:: Request ::
Return the material word for word, from its first line up to and including the line with "staticText: Facebook bbox=[108, 564, 176, 584]".

:: Data shown ::
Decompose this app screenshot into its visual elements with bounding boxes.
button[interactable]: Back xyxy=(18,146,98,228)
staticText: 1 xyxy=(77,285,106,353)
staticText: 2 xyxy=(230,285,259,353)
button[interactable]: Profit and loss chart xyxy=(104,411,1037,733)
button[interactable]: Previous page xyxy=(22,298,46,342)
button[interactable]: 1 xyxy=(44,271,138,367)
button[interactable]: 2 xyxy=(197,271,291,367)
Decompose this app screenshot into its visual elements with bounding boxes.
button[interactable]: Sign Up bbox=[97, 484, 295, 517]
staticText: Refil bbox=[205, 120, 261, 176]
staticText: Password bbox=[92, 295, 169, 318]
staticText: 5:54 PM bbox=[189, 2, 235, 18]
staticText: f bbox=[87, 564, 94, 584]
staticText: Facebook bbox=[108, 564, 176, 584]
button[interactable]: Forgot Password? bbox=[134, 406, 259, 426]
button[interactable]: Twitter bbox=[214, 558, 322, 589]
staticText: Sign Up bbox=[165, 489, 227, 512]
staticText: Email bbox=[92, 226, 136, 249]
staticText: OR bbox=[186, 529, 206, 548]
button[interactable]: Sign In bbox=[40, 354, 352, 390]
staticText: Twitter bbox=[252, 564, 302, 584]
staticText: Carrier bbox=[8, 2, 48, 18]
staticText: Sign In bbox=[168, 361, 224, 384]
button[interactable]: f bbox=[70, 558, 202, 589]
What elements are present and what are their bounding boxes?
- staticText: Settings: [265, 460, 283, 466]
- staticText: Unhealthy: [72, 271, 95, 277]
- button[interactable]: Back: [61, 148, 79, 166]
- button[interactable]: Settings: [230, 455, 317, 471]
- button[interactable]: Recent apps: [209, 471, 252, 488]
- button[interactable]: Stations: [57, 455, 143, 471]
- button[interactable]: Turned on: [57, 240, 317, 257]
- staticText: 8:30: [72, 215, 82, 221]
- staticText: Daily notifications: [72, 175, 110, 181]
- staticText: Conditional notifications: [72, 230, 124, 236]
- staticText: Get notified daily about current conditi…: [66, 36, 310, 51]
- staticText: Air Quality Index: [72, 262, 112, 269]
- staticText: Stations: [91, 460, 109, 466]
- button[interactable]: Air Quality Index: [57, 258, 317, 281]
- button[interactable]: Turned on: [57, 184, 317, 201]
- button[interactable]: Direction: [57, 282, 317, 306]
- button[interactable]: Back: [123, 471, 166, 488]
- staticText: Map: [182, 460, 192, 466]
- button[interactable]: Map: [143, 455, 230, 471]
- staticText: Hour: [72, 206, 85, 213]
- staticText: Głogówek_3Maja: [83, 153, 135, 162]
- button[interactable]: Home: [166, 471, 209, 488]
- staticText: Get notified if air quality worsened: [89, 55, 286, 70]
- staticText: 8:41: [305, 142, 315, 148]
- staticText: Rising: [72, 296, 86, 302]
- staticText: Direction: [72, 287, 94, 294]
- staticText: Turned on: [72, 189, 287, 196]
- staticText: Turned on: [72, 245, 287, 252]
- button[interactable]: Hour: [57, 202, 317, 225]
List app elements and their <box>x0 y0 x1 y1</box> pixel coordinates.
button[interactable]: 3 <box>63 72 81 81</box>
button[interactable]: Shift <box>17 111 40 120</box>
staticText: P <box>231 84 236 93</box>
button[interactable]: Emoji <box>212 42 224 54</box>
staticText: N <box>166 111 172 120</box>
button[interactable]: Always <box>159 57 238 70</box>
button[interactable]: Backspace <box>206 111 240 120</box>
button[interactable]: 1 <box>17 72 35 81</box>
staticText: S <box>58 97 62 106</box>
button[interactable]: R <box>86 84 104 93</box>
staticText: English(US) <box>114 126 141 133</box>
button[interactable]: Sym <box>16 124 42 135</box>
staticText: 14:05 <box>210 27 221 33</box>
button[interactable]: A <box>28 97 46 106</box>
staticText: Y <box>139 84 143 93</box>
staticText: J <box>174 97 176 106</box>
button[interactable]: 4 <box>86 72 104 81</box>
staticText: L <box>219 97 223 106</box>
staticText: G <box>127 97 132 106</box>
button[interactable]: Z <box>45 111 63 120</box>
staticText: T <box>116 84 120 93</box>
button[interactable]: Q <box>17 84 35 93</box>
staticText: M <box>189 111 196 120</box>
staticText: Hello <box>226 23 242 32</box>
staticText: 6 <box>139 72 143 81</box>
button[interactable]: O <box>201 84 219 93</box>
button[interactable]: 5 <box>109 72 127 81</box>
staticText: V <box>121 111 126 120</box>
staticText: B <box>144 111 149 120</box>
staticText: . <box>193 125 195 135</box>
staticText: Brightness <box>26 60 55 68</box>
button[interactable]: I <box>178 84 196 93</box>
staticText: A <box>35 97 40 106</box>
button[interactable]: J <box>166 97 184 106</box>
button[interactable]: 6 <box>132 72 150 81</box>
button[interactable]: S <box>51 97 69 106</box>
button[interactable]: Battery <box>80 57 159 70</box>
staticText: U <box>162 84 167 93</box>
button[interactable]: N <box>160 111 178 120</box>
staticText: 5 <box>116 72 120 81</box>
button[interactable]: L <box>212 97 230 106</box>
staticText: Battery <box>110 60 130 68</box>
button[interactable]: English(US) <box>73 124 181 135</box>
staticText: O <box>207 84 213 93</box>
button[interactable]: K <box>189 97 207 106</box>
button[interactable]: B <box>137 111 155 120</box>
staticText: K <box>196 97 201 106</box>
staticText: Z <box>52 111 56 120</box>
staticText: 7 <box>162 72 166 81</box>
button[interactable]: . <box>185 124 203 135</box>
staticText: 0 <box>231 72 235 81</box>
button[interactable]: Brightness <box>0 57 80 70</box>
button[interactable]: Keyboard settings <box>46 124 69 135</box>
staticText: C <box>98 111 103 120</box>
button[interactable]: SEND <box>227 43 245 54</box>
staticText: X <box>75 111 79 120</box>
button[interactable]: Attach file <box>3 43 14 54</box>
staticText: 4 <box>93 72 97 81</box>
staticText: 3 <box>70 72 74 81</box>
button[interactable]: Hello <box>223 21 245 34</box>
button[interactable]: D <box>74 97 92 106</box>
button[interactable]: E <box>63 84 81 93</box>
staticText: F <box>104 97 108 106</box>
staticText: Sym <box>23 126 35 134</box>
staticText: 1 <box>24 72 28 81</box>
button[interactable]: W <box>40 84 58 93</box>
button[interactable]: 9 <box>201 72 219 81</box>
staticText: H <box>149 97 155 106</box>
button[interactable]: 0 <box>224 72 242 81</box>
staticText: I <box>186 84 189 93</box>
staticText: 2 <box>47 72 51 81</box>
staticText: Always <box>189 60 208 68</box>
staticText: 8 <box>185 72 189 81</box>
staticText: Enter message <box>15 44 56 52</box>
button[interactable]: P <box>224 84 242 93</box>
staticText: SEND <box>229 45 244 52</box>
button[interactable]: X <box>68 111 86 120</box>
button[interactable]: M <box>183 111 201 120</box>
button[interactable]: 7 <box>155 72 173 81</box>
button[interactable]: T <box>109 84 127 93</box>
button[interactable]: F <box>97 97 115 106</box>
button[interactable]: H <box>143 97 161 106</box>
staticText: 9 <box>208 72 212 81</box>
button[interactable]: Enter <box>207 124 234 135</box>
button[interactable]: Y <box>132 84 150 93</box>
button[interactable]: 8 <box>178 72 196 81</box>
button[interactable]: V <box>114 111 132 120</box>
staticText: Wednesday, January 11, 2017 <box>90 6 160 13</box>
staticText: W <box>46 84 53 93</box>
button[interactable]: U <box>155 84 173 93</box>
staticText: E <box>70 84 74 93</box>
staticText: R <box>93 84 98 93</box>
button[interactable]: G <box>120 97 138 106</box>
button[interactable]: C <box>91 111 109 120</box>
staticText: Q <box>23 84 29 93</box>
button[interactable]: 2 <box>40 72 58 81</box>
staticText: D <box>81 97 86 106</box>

:: Solved exercise ::
Decompose this app screenshot into its visual elements with bounding boxes.
button[interactable]: Back xyxy=(18,146,98,228)
staticText: 1 xyxy=(77,285,106,353)
staticText: 2 xyxy=(230,285,259,353)
button[interactable]: Profit and loss chart xyxy=(104,411,1037,733)
button[interactable]: Previous page xyxy=(22,298,46,342)
button[interactable]: 1 xyxy=(44,271,138,367)
button[interactable]: 2 xyxy=(197,271,291,367)
Decompose this app screenshot into its visual elements with bounding boxes.
button[interactable]: Sign Up bbox=[97, 484, 295, 517]
staticText: Refil bbox=[205, 120, 261, 176]
staticText: Password bbox=[92, 295, 169, 318]
staticText: 5:54 PM bbox=[189, 2, 235, 18]
staticText: f bbox=[87, 564, 94, 584]
staticText: Facebook bbox=[108, 564, 176, 584]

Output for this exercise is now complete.